EXERCISE GOAL - Reproduce every record below exactly as it appears.

# start of RECORDED DATA

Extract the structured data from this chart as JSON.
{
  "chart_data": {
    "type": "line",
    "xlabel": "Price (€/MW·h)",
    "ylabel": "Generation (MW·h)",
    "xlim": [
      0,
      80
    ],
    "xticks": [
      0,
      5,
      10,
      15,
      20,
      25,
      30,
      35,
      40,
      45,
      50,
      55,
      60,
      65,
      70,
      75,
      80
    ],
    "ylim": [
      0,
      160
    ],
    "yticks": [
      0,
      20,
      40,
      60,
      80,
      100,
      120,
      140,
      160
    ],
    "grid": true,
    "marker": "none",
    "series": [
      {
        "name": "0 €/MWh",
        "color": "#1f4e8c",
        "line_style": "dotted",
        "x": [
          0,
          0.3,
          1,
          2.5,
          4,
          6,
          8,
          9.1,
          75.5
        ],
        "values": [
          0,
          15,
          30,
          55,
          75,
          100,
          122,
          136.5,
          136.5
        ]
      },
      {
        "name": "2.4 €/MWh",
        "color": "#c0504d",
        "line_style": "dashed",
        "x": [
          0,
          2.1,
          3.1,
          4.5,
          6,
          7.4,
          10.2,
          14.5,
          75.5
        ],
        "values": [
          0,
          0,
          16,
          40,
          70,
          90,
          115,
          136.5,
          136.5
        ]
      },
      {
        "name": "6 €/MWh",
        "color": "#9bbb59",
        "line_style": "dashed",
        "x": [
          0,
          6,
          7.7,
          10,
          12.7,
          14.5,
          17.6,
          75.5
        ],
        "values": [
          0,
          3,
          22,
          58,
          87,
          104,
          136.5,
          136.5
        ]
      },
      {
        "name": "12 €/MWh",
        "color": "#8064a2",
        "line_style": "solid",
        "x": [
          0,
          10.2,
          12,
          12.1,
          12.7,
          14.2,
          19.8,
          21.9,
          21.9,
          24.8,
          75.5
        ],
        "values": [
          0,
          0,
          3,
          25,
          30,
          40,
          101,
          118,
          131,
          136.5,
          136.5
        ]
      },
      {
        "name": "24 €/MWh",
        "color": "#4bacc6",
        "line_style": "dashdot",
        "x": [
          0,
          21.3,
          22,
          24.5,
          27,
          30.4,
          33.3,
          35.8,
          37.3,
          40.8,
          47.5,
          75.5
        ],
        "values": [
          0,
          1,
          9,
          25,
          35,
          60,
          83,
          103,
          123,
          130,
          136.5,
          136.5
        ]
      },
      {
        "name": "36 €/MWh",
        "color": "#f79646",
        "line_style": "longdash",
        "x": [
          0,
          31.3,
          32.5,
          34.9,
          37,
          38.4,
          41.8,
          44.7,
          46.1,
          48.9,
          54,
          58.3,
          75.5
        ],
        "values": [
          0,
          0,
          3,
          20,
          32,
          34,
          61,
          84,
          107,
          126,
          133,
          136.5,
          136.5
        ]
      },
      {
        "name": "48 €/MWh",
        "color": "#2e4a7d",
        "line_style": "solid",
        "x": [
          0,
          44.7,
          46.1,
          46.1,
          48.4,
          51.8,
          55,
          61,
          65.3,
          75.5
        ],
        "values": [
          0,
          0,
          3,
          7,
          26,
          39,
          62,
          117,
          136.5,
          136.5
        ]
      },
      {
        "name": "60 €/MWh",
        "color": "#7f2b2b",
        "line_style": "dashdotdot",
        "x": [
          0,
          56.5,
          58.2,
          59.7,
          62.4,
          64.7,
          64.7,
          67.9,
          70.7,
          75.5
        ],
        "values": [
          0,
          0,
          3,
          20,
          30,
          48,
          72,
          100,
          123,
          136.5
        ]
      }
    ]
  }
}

# end of RECORDED DATA

RESULT FOR THIS TASK -
Extract the structured data from this chart as JSON.
{
  "chart_data": {
    "type": "line",
    "xlabel": "Price (€/MW·h)",
    "ylabel": "Generation (MW·h)",
    "xlim": [
      0,
      80
    ],
    "xticks": [
      0,
      5,
      10,
      15,
      20,
      25,
      30,
      35,
      40,
      45,
      50,
      55,
      60,
      65,
      70,
      75,
      80
    ],
    "ylim": [
      0,
      160
    ],
    "yticks": [
      0,
      20,
      40,
      60,
      80,
      100,
      120,
      140,
      160
    ],
    "grid": true,
    "marker": "none",
    "series": [
      {
        "name": "0 €/MWh",
        "color": "#1f4e8c",
        "line_style": "dotted",
        "x": [
          0,
          0.3,
          1,
          2.5,
          4,
          6,
          8,
          9.1,
          75.5
        ],
        "values": [
          0,
          15,
          30,
          55,
          75,
          100,
          122,
          136.5,
          136.5
        ]
      },
      {
        "name": "2.4 €/MWh",
        "color": "#c0504d",
        "line_style": "dashed",
        "x": [
          0,
          2.1,
          3.1,
          4.5,
          6,
          7.4,
          10.2,
          14.5,
          75.5
        ],
        "values": [
          0,
          0,
          16,
          40,
          70,
          90,
          115,
          136.5,
          136.5
        ]
      },
      {
        "name": "6 €/MWh",
        "color": "#9bbb59",
        "line_style": "dashed",
        "x": [
          0,
          6,
          7.7,
          10,
          12.7,
          14.5,
          17.6,
          75.5
        ],
        "values": [
          0,
          3,
          22,
          58,
          87,
          104,
          136.5,
          136.5
        ]
      },
      {
        "name": "12 €/MWh",
        "color": "#8064a2",
        "line_style": "solid",
        "x": [
          0,
          10.2,
          12,
          12.1,
          12.7,
          14.2,
          19.8,
          21.9,
          21.9,
          24.8,
          75.5
        ],
        "values": [
          0,
          0,
          3,
          25,
          30,
          40,
          101,
          118,
          131,
          136.5,
          136.5
        ]
      },
      {
        "name": "24 €/MWh",
        "color": "#4bacc6",
        "line_style": "dashdot",
        "x": [
          0,
          21.3,
          22,
          24.5,
          27,
          30.4,
          33.3,
          35.8,
          37.3,
          40.8,
          47.5,
          75.5
        ],
        "values": [
          0,
          1,
          9,
          25,
          35,
          60,
          83,
          103,
          123,
          130,
          136.5,
          136.5
        ]
      },
      {
        "name": "36 €/MWh",
        "color": "#f79646",
        "line_style": "longdash",
        "x": [
          0,
          31.3,
          32.5,
          34.9,
          37,
          38.4,
          41.8,
          44.7,
          46.1,
          48.9,
          54,
          58.3,
          75.5
        ],
        "values": [
          0,
          0,
          3,
          20,
          32,
          34,
          61,
          84,
          107,
          126,
          133,
          136.5,
          136.5
        ]
      },
      {
        "name": "48 €/MWh",
        "color": "#2e4a7d",
        "line_style": "solid",
        "x": [
          0,
          44.7,
          46.1,
          46.1,
          48.4,
          51.8,
          55,
          61,
          65.3,
          75.5
        ],
        "values": [
          0,
          0,
          3,
          7,
          26,
          39,
          62,
          117,
          136.5,
          136.5
        ]
      },
      {
        "name": "60 €/MWh",
        "color": "#7f2b2b",
        "line_style": "dashdotdot",
        "x": [
          0,
          56.5,
          58.2,
          59.7,
          62.4,
          64.7,
          64.7,
          67.9,
          70.7,
          75.5
        ],
        "values": [
          0,
          0,
          3,
          20,
          30,
          48,
          72,
          100,
          123,
          136.5
        ]
      }
    ]
  }
}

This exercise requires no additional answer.